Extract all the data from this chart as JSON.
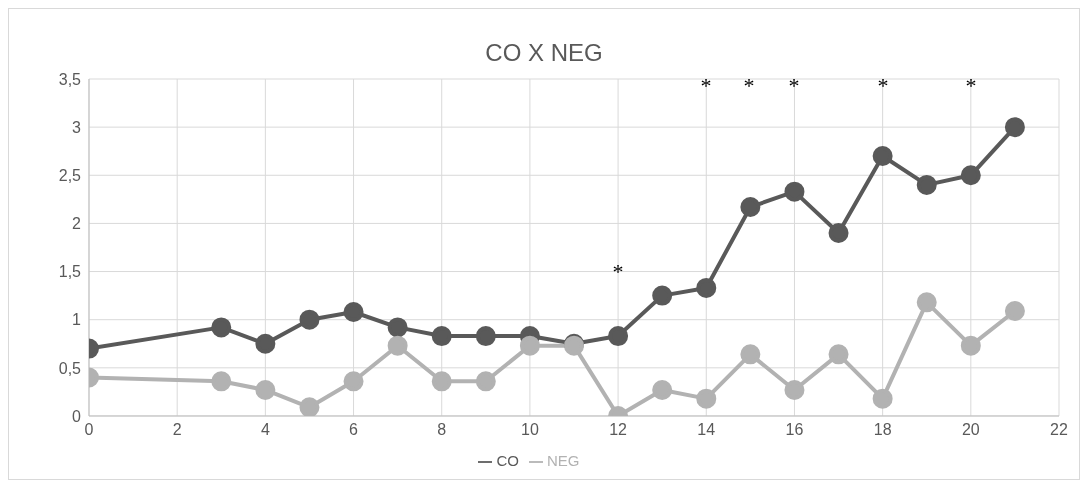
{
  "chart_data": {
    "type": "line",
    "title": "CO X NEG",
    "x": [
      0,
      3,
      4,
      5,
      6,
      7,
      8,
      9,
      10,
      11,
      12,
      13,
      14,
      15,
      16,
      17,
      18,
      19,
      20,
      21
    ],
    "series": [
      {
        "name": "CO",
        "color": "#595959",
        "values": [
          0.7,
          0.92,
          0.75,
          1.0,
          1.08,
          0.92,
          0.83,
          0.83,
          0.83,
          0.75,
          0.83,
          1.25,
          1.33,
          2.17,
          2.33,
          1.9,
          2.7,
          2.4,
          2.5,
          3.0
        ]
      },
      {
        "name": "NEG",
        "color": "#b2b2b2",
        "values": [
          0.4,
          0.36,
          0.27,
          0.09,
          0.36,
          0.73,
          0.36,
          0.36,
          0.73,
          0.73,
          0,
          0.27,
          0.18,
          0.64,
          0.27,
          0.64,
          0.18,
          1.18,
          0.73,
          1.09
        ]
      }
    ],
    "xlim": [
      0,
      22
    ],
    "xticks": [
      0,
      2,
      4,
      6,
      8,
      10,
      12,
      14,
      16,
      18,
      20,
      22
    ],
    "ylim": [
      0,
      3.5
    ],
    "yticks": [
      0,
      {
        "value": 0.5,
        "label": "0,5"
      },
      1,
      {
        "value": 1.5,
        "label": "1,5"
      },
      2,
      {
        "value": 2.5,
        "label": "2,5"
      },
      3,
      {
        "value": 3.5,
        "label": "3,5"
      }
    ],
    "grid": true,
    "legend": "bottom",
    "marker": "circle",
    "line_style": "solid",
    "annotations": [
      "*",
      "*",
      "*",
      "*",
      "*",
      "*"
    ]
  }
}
-- -- --
In your copy of the listing above, reproduce each line exactly and omit all pictures.

Extract all the data from this chart as JSON.
{
  "chart_data": {
    "type": "line",
    "title": "CO X NEG",
    "x": [
      0,
      3,
      4,
      5,
      6,
      7,
      8,
      9,
      10,
      11,
      12,
      13,
      14,
      15,
      16,
      17,
      18,
      19,
      20,
      21
    ],
    "series": [
      {
        "name": "CO",
        "color": "#595959",
        "values": [
          0.7,
          0.92,
          0.75,
          1.0,
          1.08,
          0.92,
          0.83,
          0.83,
          0.83,
          0.75,
          0.83,
          1.25,
          1.33,
          2.17,
          2.33,
          1.9,
          2.7,
          2.4,
          2.5,
          3.0
        ]
      },
      {
        "name": "NEG",
        "color": "#b2b2b2",
        "values": [
          0.4,
          0.36,
          0.27,
          0.09,
          0.36,
          0.73,
          0.36,
          0.36,
          0.73,
          0.73,
          0,
          0.27,
          0.18,
          0.64,
          0.27,
          0.64,
          0.18,
          1.18,
          0.73,
          1.09
        ]
      }
    ],
    "xlim": [
      0,
      22
    ],
    "xticks": [
      0,
      2,
      4,
      6,
      8,
      10,
      12,
      14,
      16,
      18,
      20,
      22
    ],
    "ylim": [
      0,
      3.5
    ],
    "yticks": [
      0,
      {
        "value": 0.5,
        "label": "0,5"
      },
      1,
      {
        "value": 1.5,
        "label": "1,5"
      },
      2,
      {
        "value": 2.5,
        "label": "2,5"
      },
      3,
      {
        "value": 3.5,
        "label": "3,5"
      }
    ],
    "grid": true,
    "legend": "bottom",
    "marker": "circle",
    "line_style": "solid",
    "annotations": [
      "*",
      "*",
      "*",
      "*",
      "*",
      "*"
    ]
  }
}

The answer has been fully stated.